■ REQUIRED TASK:
Check each line of the records for "into"; collect those that have it.

■ GIVEN INFORMATION:
* * * * *

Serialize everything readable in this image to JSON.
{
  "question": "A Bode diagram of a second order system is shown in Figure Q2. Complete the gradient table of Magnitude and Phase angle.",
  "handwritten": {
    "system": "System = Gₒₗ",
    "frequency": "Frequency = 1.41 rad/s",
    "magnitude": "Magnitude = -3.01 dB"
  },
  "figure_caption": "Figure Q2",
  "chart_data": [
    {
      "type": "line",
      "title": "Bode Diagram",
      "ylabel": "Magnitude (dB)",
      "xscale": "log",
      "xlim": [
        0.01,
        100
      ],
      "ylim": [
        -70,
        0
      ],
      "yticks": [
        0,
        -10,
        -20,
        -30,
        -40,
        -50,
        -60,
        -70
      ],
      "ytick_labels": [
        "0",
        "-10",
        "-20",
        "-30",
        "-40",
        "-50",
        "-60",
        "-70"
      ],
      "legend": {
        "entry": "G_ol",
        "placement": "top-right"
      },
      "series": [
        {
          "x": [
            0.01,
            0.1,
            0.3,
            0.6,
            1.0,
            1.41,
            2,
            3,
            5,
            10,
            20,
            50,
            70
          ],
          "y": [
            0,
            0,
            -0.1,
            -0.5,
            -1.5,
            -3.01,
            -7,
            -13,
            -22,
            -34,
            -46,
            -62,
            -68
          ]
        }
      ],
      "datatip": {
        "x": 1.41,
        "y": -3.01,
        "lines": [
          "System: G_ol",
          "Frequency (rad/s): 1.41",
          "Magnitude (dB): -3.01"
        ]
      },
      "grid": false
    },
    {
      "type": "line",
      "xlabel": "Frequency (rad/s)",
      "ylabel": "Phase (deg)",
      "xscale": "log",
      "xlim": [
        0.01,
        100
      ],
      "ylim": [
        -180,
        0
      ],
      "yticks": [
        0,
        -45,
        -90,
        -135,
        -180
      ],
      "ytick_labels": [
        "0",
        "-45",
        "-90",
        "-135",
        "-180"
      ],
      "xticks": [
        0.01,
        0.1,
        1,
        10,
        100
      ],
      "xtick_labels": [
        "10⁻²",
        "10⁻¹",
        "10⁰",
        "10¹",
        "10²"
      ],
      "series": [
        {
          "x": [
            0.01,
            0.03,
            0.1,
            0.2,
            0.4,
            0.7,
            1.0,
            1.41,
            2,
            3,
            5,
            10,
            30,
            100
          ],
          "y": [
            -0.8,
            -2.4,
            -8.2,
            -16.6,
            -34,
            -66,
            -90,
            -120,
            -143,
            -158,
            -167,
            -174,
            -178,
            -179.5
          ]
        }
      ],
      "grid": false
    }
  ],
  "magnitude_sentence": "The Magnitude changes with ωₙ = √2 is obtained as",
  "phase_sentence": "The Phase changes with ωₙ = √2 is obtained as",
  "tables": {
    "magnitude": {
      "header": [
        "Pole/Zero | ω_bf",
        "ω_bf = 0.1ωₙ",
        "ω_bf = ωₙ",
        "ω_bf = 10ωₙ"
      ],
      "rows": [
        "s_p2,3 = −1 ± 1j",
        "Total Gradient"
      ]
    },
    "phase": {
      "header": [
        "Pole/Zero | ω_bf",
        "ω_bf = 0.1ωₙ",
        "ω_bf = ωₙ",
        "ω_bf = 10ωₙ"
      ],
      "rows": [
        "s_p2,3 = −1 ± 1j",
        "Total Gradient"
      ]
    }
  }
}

* * * * *

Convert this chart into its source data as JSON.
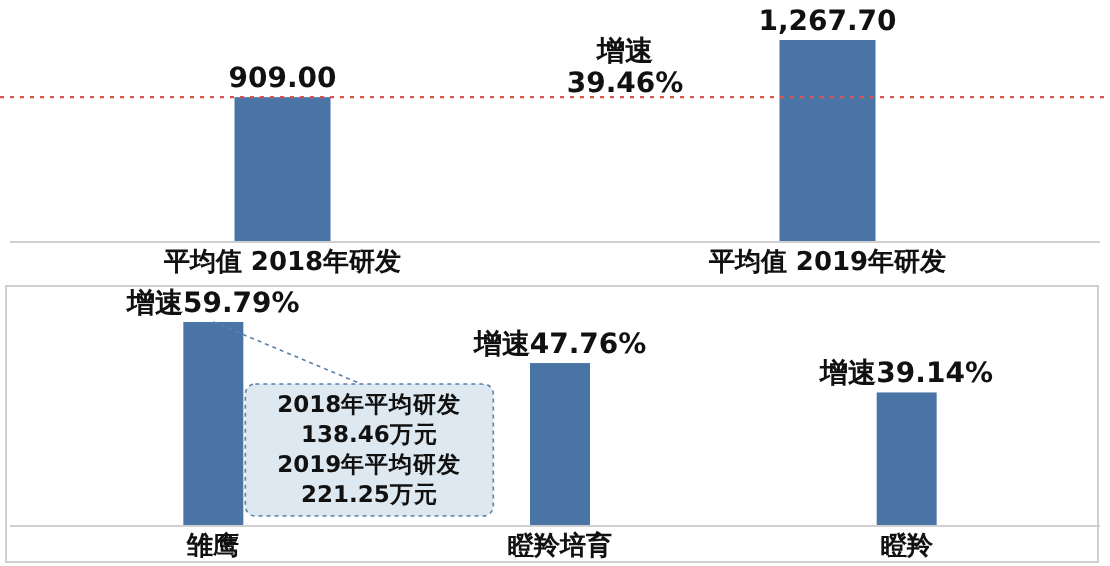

* * * * *

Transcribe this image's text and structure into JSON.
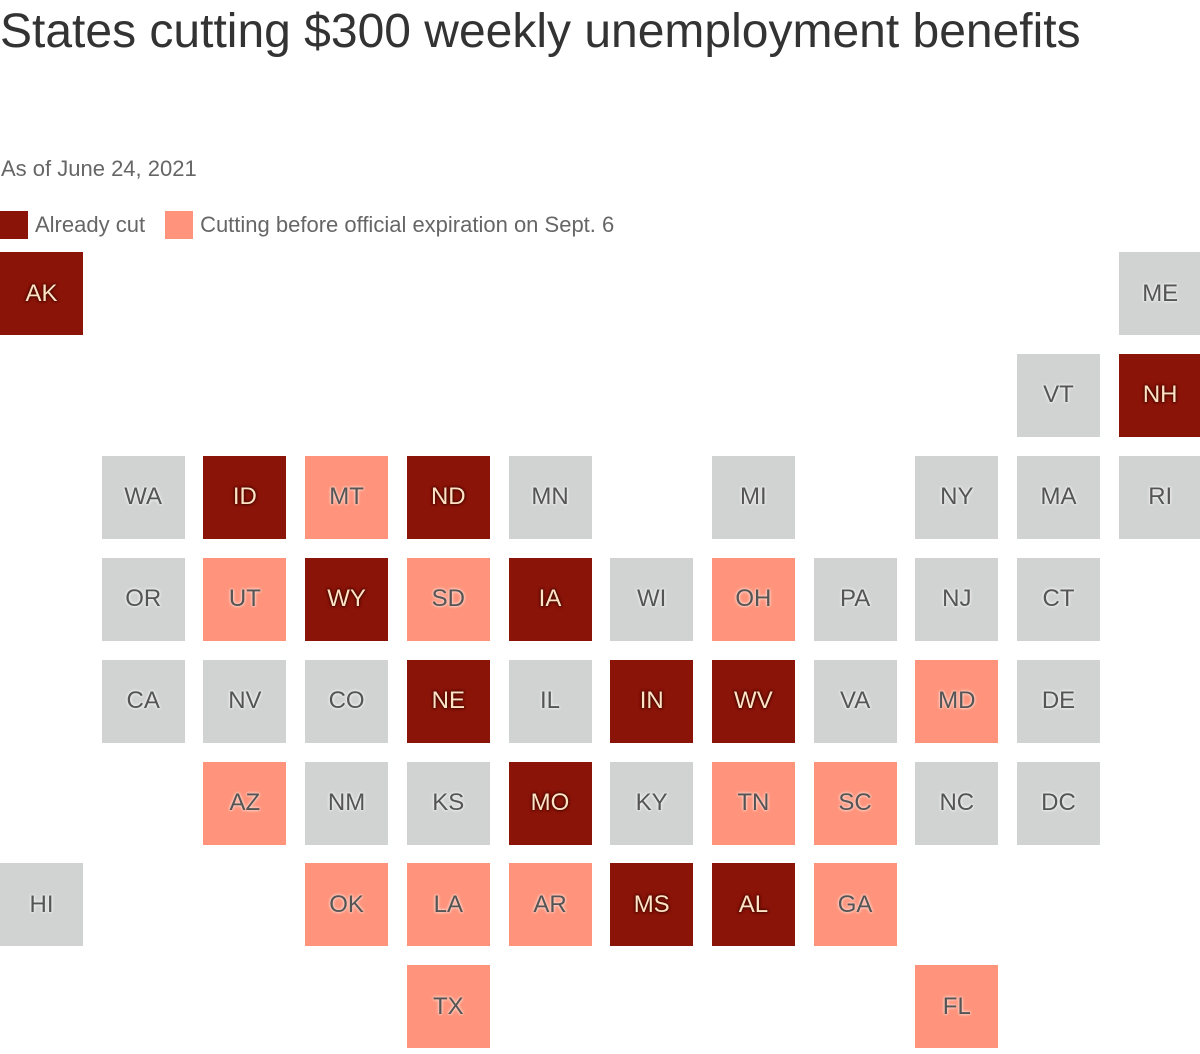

* * * * *

■ SOLUTION TO THE PROBLEM:
Convert this chart into its source data as JSON.
Transcribe this image's text and structure into JSON.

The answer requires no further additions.